● **Requirements**
Filter the records below and copy every line containing the word "ranger".
########################################
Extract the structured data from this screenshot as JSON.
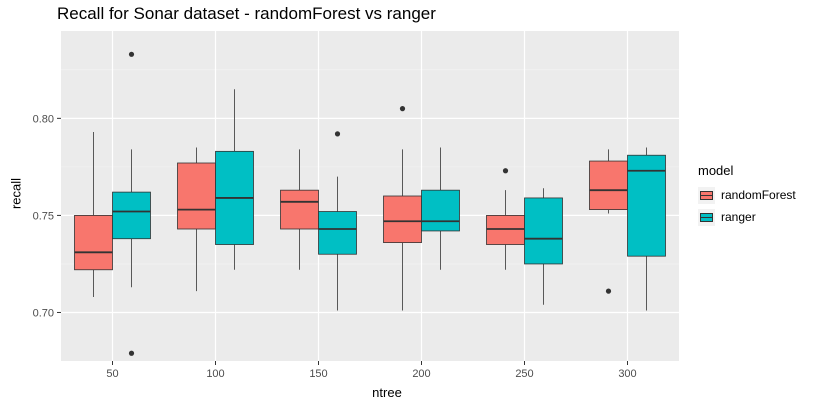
{
  "chart_data": {
    "type": "boxplot",
    "title": "Recall for Sonar dataset - randomForest vs ranger",
    "xlabel": "ntree",
    "ylabel": "recall",
    "ylim": [
      0.675,
      0.845
    ],
    "yticks": [
      0.7,
      0.75,
      0.8
    ],
    "ytick_labels": [
      "0.70",
      "0.75",
      "0.80"
    ],
    "categories": [
      "50",
      "100",
      "150",
      "200",
      "250",
      "300"
    ],
    "legend_title": "model",
    "legend_position": "right",
    "grid": true,
    "series": [
      {
        "name": "randomForest",
        "color": "#F8766D",
        "boxes": [
          {
            "q1": 0.722,
            "median": 0.731,
            "q3": 0.75,
            "lower": 0.708,
            "upper": 0.793,
            "outliers": []
          },
          {
            "q1": 0.743,
            "median": 0.753,
            "q3": 0.777,
            "lower": 0.711,
            "upper": 0.785,
            "outliers": []
          },
          {
            "q1": 0.743,
            "median": 0.757,
            "q3": 0.763,
            "lower": 0.722,
            "upper": 0.784,
            "outliers": []
          },
          {
            "q1": 0.736,
            "median": 0.747,
            "q3": 0.76,
            "lower": 0.701,
            "upper": 0.784,
            "outliers": [
              0.805
            ]
          },
          {
            "q1": 0.735,
            "median": 0.743,
            "q3": 0.75,
            "lower": 0.722,
            "upper": 0.763,
            "outliers": [
              0.773
            ]
          },
          {
            "q1": 0.753,
            "median": 0.763,
            "q3": 0.778,
            "lower": 0.751,
            "upper": 0.784,
            "outliers": [
              0.711
            ]
          }
        ]
      },
      {
        "name": "ranger",
        "color": "#00BFC4",
        "boxes": [
          {
            "q1": 0.738,
            "median": 0.752,
            "q3": 0.762,
            "lower": 0.713,
            "upper": 0.784,
            "outliers": [
              0.833,
              0.679
            ]
          },
          {
            "q1": 0.735,
            "median": 0.759,
            "q3": 0.783,
            "lower": 0.722,
            "upper": 0.815,
            "outliers": []
          },
          {
            "q1": 0.73,
            "median": 0.743,
            "q3": 0.752,
            "lower": 0.701,
            "upper": 0.77,
            "outliers": [
              0.792
            ]
          },
          {
            "q1": 0.742,
            "median": 0.747,
            "q3": 0.763,
            "lower": 0.722,
            "upper": 0.785,
            "outliers": []
          },
          {
            "q1": 0.725,
            "median": 0.738,
            "q3": 0.759,
            "lower": 0.704,
            "upper": 0.764,
            "outliers": []
          },
          {
            "q1": 0.729,
            "median": 0.773,
            "q3": 0.781,
            "lower": 0.701,
            "upper": 0.785,
            "outliers": []
          }
        ]
      }
    ]
  }
}
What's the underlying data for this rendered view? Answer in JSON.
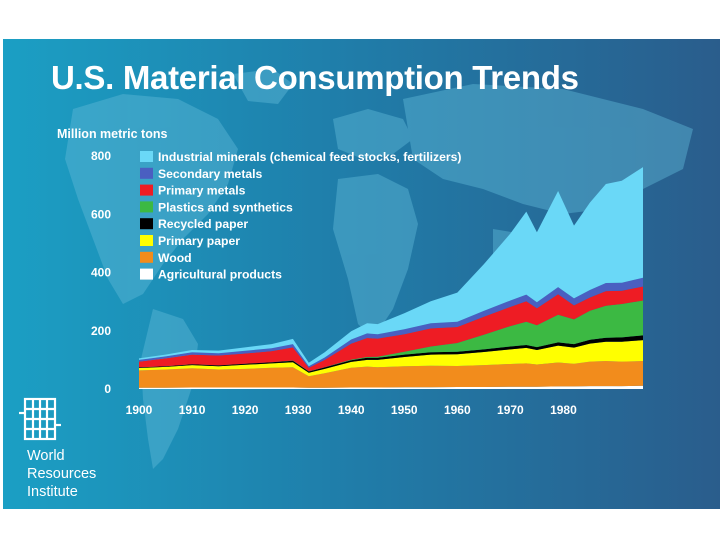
{
  "slide": {
    "title": "U.S. Material Consumption Trends",
    "organization": {
      "lines": [
        "World",
        "Resources",
        "Institute"
      ]
    }
  },
  "chart_data": {
    "type": "area",
    "stacked": true,
    "title": "U.S. Material Consumption Trends",
    "ylabel": "Million metric tons",
    "xlabel": "",
    "xlim": [
      1900,
      1995
    ],
    "ylim": [
      0,
      800
    ],
    "y_ticks": [
      0,
      200,
      400,
      600,
      800
    ],
    "x_ticks": [
      1900,
      1910,
      1920,
      1930,
      1940,
      1950,
      1960,
      1970,
      1980
    ],
    "legend_position": "top-left",
    "x": [
      1900,
      1905,
      1910,
      1915,
      1920,
      1925,
      1929,
      1932,
      1935,
      1940,
      1943,
      1945,
      1950,
      1955,
      1960,
      1965,
      1970,
      1973,
      1975,
      1979,
      1982,
      1985,
      1988,
      1991,
      1995
    ],
    "series": [
      {
        "name": "Agricultural products",
        "color": "#ffffff",
        "values": [
          4,
          4,
          5,
          5,
          5,
          5,
          5,
          4,
          4,
          5,
          5,
          5,
          6,
          6,
          7,
          7,
          8,
          8,
          8,
          9,
          9,
          10,
          10,
          10,
          11
        ]
      },
      {
        "name": "Wood",
        "color": "#f28c1c",
        "values": [
          60,
          63,
          66,
          62,
          64,
          68,
          70,
          40,
          50,
          68,
          72,
          70,
          72,
          74,
          72,
          75,
          78,
          80,
          76,
          82,
          78,
          84,
          86,
          84,
          85
        ]
      },
      {
        "name": "Primary paper",
        "color": "#ffff00",
        "values": [
          8,
          9,
          11,
          11,
          14,
          15,
          17,
          12,
          15,
          20,
          23,
          25,
          32,
          38,
          40,
          45,
          50,
          53,
          50,
          58,
          55,
          62,
          66,
          68,
          72
        ]
      },
      {
        "name": "Recycled paper",
        "color": "#000000",
        "values": [
          2,
          2,
          3,
          3,
          4,
          4,
          5,
          4,
          5,
          6,
          7,
          7,
          8,
          8,
          9,
          9,
          10,
          10,
          10,
          11,
          12,
          13,
          14,
          15,
          16
        ]
      },
      {
        "name": "Plastics and synthetics",
        "color": "#3cb943",
        "values": [
          0,
          0,
          0,
          0,
          0,
          0,
          1,
          1,
          1,
          2,
          3,
          4,
          10,
          20,
          30,
          50,
          70,
          80,
          75,
          95,
          85,
          100,
          110,
          115,
          120
        ]
      },
      {
        "name": "Primary metals",
        "color": "#ee1c24",
        "values": [
          20,
          27,
          33,
          34,
          35,
          38,
          45,
          12,
          25,
          55,
          65,
          62,
          60,
          62,
          55,
          62,
          66,
          70,
          58,
          70,
          48,
          45,
          50,
          45,
          48
        ]
      },
      {
        "name": "Secondary metals",
        "color": "#4a5fc1",
        "values": [
          6,
          7,
          8,
          8,
          9,
          10,
          11,
          5,
          8,
          14,
          16,
          15,
          17,
          18,
          18,
          20,
          22,
          23,
          21,
          25,
          24,
          26,
          28,
          28,
          30
        ]
      },
      {
        "name": "Industrial minerals (chemical feed stocks, fertilizers)",
        "color": "#6ad8f7",
        "values": [
          5,
          6,
          8,
          9,
          12,
          14,
          18,
          12,
          18,
          28,
          35,
          35,
          55,
          75,
          100,
          160,
          230,
          285,
          240,
          330,
          250,
          300,
          340,
          350,
          380
        ]
      }
    ]
  }
}
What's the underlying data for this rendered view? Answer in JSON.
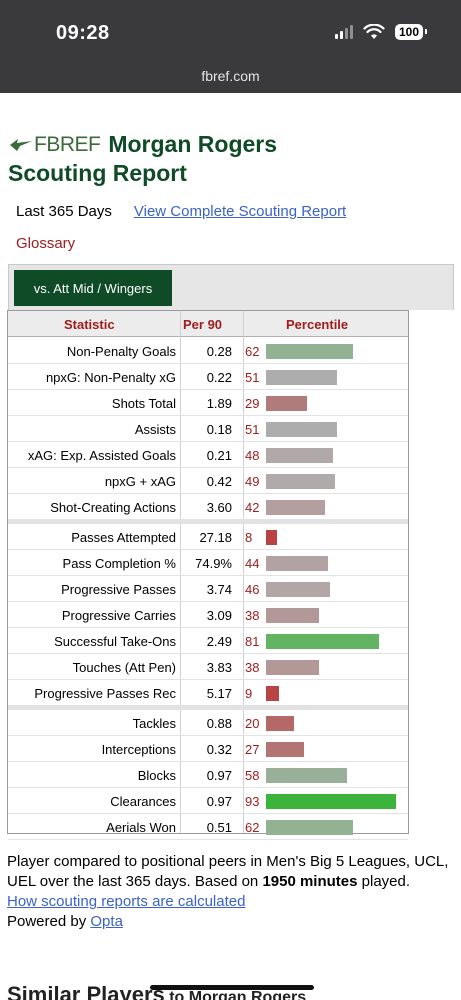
########################################
● **Written solution**
    "title": "Recall for Sonar dataset - randomForest vs ranger",
        "name": "ranger",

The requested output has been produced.